──────── Items ────────

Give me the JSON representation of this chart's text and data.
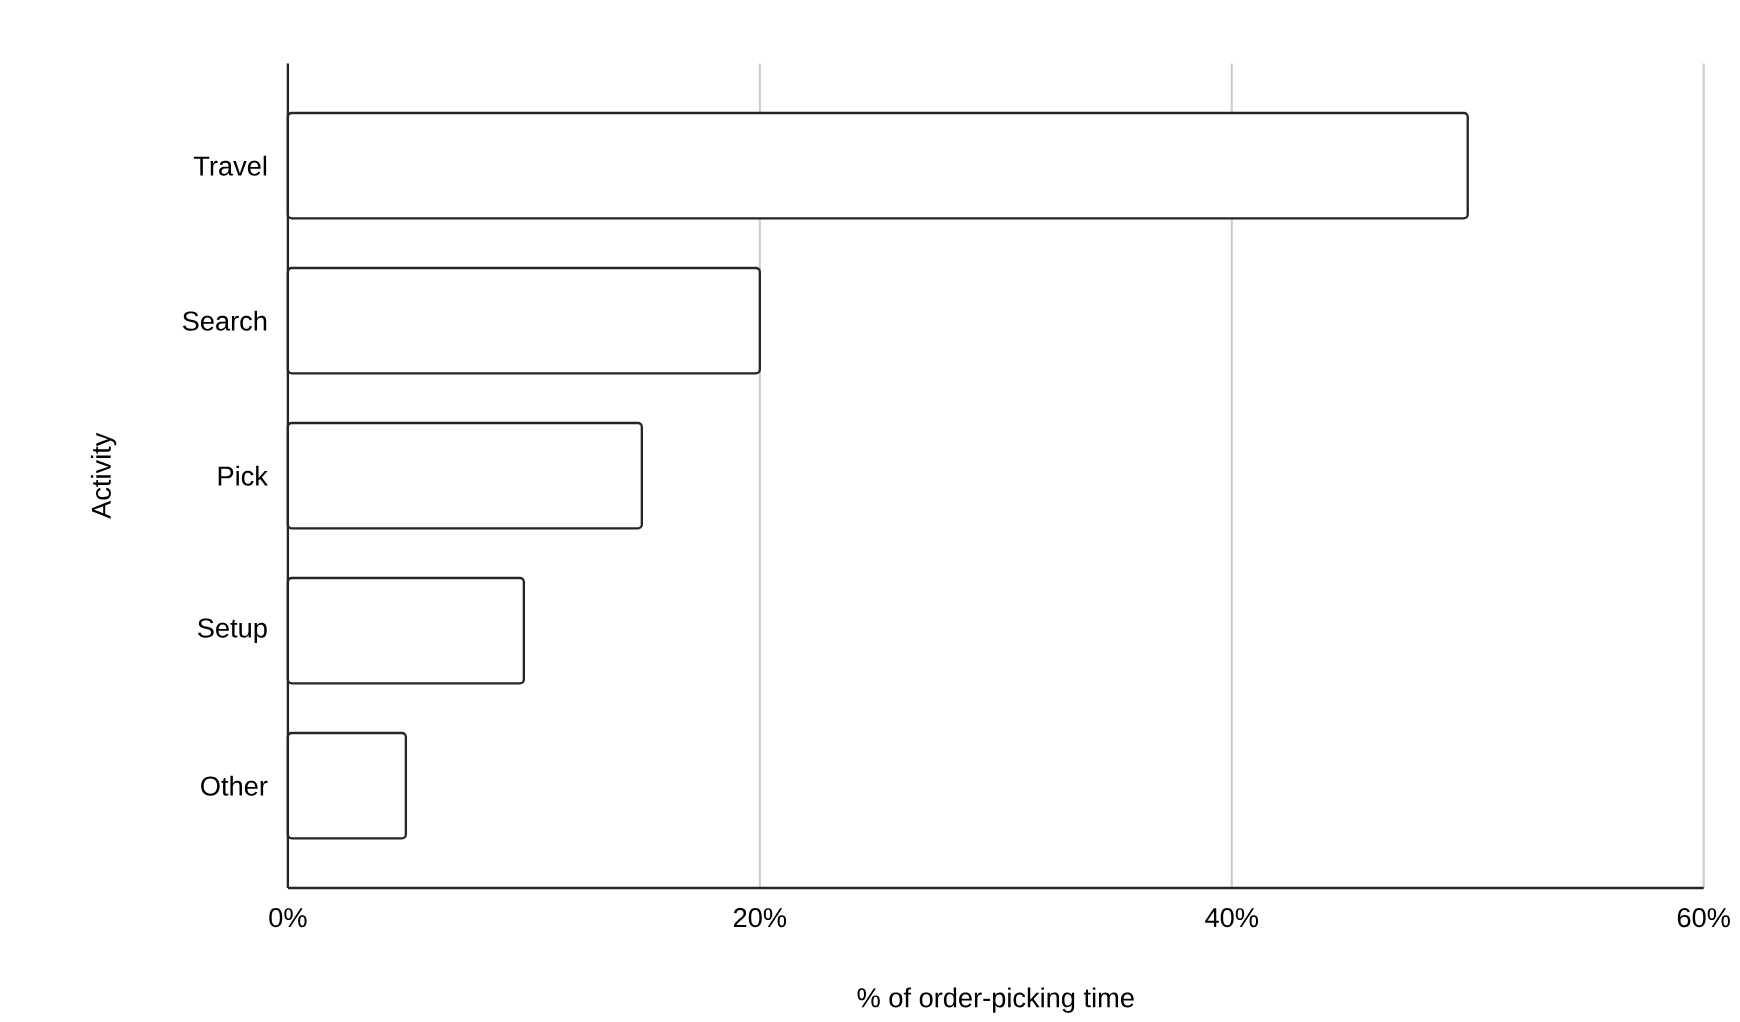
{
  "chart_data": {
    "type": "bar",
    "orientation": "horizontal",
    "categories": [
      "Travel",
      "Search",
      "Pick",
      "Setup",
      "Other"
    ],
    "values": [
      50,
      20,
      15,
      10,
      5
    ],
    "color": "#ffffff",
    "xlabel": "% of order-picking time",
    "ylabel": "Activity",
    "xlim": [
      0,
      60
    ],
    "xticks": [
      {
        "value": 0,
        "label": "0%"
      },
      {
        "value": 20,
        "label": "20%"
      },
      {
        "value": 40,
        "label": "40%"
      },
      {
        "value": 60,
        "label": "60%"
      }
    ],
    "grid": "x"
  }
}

────────
──────── Items ────────

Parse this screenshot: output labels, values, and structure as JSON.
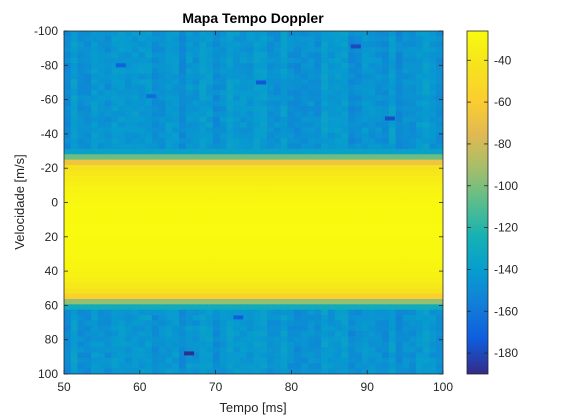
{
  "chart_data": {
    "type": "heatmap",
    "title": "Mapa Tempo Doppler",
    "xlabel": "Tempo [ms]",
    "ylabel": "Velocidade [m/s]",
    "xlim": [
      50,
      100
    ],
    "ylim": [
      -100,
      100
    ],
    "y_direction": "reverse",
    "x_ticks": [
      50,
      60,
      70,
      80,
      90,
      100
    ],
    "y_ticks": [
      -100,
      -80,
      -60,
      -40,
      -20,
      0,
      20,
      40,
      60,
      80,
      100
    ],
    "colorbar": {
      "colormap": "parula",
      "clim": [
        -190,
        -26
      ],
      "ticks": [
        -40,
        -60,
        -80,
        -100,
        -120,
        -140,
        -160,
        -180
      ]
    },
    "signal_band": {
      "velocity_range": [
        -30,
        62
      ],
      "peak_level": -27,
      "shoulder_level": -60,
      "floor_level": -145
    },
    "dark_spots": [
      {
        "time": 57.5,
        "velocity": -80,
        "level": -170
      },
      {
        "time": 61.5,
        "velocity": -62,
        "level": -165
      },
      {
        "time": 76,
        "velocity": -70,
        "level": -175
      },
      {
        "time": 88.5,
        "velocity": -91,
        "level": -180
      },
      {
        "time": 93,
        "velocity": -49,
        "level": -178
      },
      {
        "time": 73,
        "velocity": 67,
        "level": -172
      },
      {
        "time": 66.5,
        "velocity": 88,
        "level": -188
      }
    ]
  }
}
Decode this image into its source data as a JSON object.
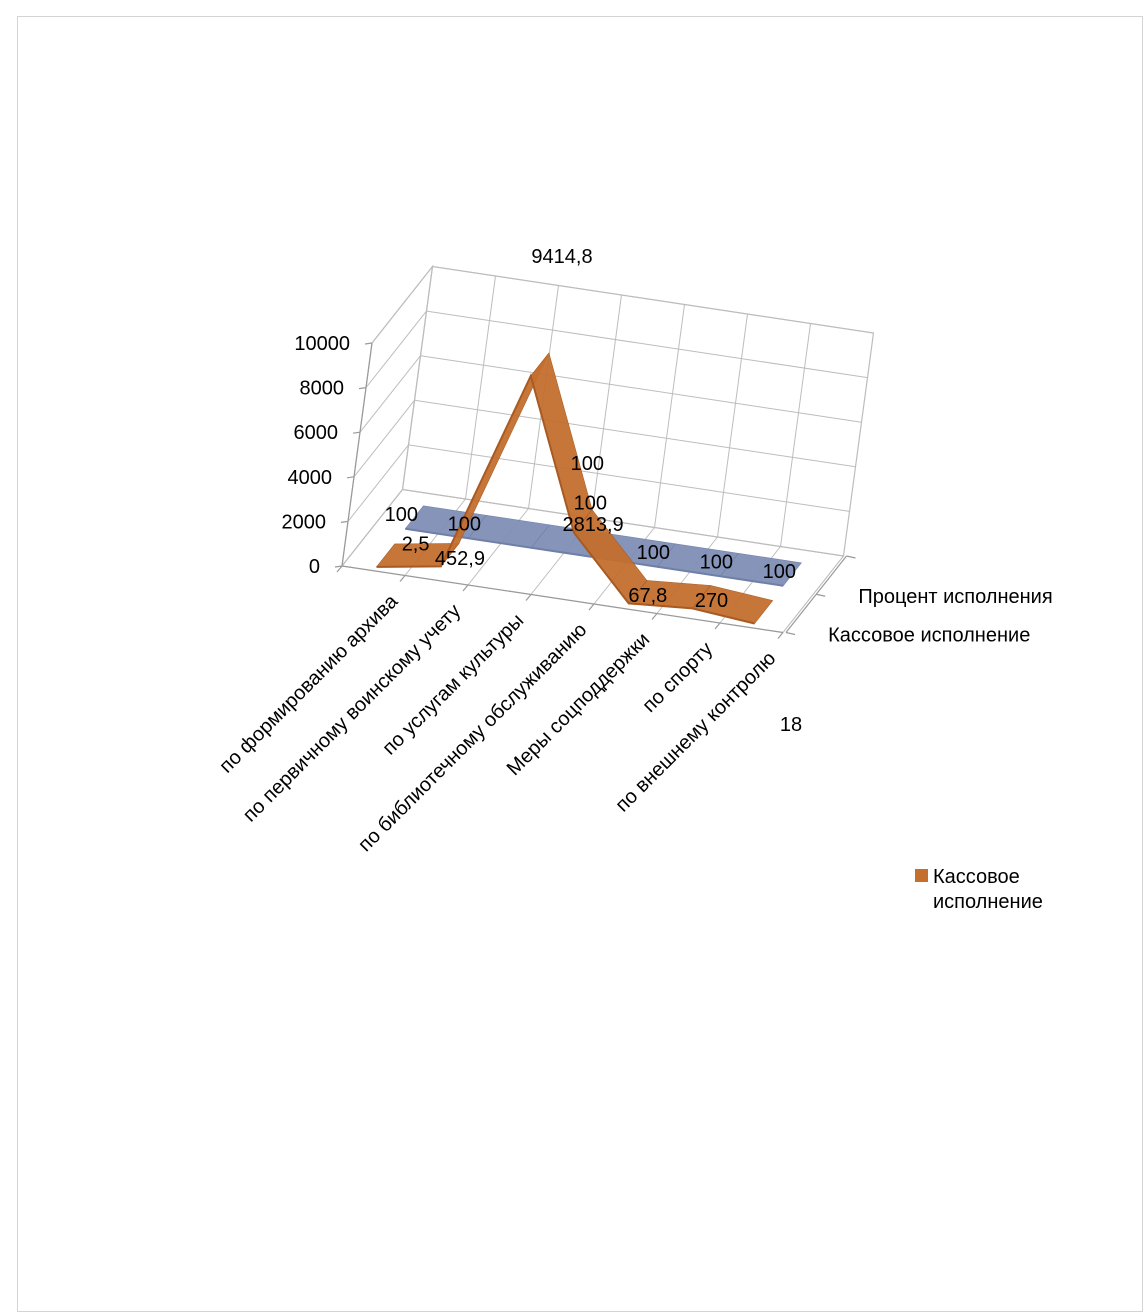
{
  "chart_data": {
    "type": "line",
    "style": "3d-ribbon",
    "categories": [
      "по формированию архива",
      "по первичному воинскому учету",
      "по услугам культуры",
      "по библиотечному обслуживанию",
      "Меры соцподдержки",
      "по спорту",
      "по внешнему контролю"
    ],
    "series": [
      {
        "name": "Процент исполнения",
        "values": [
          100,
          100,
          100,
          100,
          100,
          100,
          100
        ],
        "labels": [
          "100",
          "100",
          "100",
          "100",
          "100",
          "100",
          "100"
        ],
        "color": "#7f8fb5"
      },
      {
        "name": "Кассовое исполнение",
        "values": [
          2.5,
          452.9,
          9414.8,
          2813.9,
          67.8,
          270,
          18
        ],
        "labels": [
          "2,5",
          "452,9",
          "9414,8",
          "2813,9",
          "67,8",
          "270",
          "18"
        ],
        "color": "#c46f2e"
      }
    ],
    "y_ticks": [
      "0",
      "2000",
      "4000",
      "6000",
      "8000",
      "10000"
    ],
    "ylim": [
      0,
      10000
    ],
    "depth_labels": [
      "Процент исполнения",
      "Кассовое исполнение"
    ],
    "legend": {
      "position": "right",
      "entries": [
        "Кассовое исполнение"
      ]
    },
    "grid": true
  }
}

────────
──────── Items ────────

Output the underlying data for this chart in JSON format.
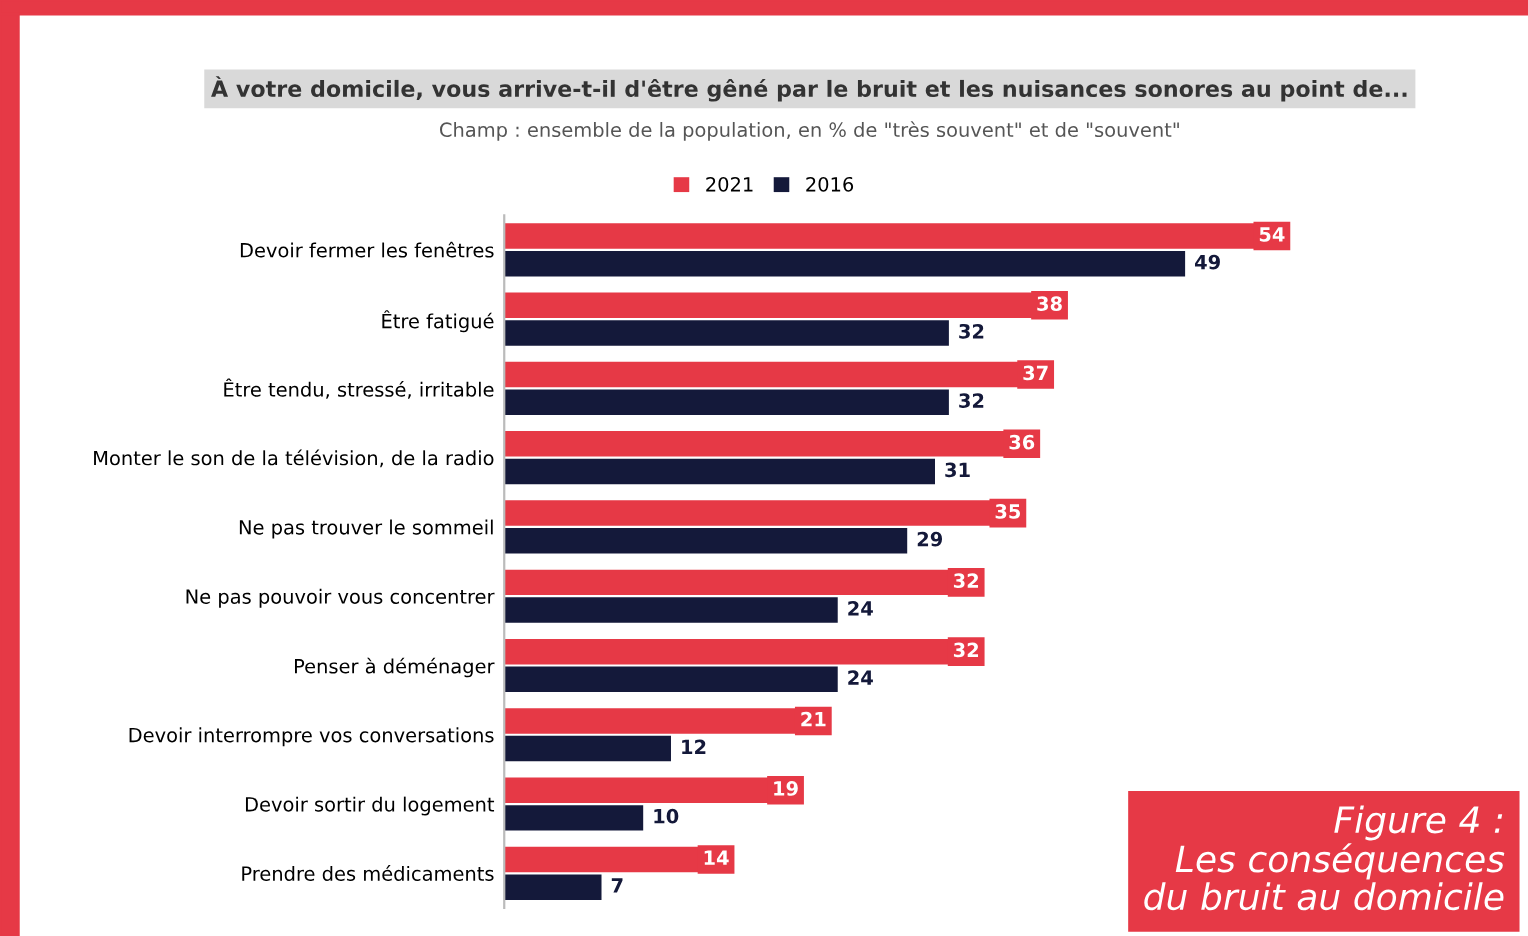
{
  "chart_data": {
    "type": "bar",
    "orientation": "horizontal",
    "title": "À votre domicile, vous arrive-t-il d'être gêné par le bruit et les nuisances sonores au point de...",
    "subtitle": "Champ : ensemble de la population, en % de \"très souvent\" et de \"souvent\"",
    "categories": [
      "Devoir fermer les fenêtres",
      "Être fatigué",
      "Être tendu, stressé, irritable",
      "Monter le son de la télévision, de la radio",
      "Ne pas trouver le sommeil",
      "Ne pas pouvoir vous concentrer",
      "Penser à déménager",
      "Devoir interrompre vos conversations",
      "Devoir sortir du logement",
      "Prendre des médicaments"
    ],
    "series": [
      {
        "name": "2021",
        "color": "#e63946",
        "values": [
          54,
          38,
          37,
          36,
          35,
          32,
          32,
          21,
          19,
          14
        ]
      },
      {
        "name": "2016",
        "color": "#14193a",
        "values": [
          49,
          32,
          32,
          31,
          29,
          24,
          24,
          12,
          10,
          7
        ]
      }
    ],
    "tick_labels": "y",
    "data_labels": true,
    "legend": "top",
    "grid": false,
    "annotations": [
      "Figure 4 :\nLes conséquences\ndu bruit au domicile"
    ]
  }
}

────────

▸ What is needed: Copy out every line from the material above in which the word "type" appears.

▸ Task solution:
    "type": "bar",
    "type": "heatmap",
    "type": "line",
    "type": "bar",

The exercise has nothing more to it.